→ **Task brief**: Write the material out again exactly.

→ **Task input**:
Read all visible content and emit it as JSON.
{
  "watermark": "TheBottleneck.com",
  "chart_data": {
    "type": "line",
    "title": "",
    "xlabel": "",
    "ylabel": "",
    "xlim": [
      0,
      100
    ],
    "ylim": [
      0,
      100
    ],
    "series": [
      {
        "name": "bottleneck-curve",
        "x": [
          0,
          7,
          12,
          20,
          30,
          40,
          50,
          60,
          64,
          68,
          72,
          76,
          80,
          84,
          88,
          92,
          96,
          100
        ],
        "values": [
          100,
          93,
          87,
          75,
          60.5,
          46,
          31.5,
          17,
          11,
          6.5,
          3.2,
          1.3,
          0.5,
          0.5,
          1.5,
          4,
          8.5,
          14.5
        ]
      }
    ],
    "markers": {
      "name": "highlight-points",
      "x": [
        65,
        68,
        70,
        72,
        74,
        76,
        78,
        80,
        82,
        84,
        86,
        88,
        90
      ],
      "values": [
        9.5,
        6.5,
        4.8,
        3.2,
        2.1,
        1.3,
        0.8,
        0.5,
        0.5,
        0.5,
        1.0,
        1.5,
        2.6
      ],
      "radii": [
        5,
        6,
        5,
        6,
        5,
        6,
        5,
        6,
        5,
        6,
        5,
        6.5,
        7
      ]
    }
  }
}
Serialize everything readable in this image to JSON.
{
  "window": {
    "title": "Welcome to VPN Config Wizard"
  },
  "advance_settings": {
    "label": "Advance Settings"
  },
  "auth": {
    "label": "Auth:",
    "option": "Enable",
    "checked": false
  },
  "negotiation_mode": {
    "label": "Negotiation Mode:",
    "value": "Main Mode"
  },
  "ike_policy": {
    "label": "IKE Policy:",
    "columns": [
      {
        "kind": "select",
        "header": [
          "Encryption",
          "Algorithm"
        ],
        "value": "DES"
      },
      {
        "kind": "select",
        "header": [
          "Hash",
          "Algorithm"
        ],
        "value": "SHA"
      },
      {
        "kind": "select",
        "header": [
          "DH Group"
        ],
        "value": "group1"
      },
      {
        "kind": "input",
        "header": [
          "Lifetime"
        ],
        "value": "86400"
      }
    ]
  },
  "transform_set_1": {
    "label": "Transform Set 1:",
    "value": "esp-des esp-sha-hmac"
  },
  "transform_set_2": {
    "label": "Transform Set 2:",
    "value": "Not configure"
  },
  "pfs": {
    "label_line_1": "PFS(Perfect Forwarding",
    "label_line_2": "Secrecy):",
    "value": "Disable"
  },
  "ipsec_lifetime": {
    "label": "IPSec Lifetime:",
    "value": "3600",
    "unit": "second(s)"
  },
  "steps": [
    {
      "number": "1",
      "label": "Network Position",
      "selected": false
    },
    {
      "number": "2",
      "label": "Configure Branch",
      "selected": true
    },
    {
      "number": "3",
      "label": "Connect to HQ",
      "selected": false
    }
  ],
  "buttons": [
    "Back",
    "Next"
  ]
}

→ **Solution to the problem**:
Read all visible content and emit it as JSON.
{
  "watermark": "TheBottleneck.com",
  "chart_data": {
    "type": "line",
    "title": "",
    "xlabel": "",
    "ylabel": "",
    "xlim": [
      0,
      100
    ],
    "ylim": [
      0,
      100
    ],
    "series": [
      {
        "name": "bottleneck-curve",
        "x": [
          0,
          7,
          12,
          20,
          30,
          40,
          50,
          60,
          64,
          68,
          72,
          76,
          80,
          84,
          88,
          92,
          96,
          100
        ],
        "values": [
          100,
          93,
          87,
          75,
          60.5,
          46,
          31.5,
          17,
          11,
          6.5,
          3.2,
          1.3,
          0.5,
          0.5,
          1.5,
          4,
          8.5,
          14.5
        ]
      }
    ],
    "markers": {
      "name": "highlight-points",
      "x": [
        65,
        68,
        70,
        72,
        74,
        76,
        78,
        80,
        82,
        84,
        86,
        88,
        90
      ],
      "values": [
        9.5,
        6.5,
        4.8,
        3.2,
        2.1,
        1.3,
        0.8,
        0.5,
        0.5,
        0.5,
        1.0,
        1.5,
        2.6
      ],
      "radii": [
        5,
        6,
        5,
        6,
        5,
        6,
        5,
        6,
        5,
        6,
        5,
        6.5,
        7
      ]
    }
  }
}
Serialize everything readable in this image to JSON.
{
  "window": {
    "title": "Welcome to VPN Config Wizard"
  },
  "advance_settings": {
    "label": "Advance Settings"
  },
  "auth": {
    "label": "Auth:",
    "option": "Enable",
    "checked": false
  },
  "negotiation_mode": {
    "label": "Negotiation Mode:",
    "value": "Main Mode"
  },
  "ike_policy": {
    "label": "IKE Policy:",
    "columns": [
      {
        "kind": "select",
        "header": [
          "Encryption",
          "Algorithm"
        ],
        "value": "DES"
      },
      {
        "kind": "select",
        "header": [
          "Hash",
          "Algorithm"
        ],
        "value": "SHA"
      },
      {
        "kind": "select",
        "header": [
          "DH Group"
        ],
        "value": "group1"
      },
      {
        "kind": "input",
        "header": [
          "Lifetime"
        ],
        "value": "86400"
      }
    ]
  },
  "transform_set_1": {
    "label": "Transform Set 1:",
    "value": "esp-des esp-sha-hmac"
  },
  "transform_set_2": {
    "label": "Transform Set 2:",
    "value": "Not configure"
  },
  "pfs": {
    "label_line_1": "PFS(Perfect Forwarding",
    "label_line_2": "Secrecy):",
    "value": "Disable"
  },
  "ipsec_lifetime": {
    "label": "IPSec Lifetime:",
    "value": "3600",
    "unit": "second(s)"
  },
  "steps": [
    {
      "number": "1",
      "label": "Network Position",
      "selected": false
    },
    {
      "number": "2",
      "label": "Configure Branch",
      "selected": true
    },
    {
      "number": "3",
      "label": "Connect to HQ",
      "selected": false
    }
  ],
  "buttons": [
    "Back",
    "Next"
  ]
}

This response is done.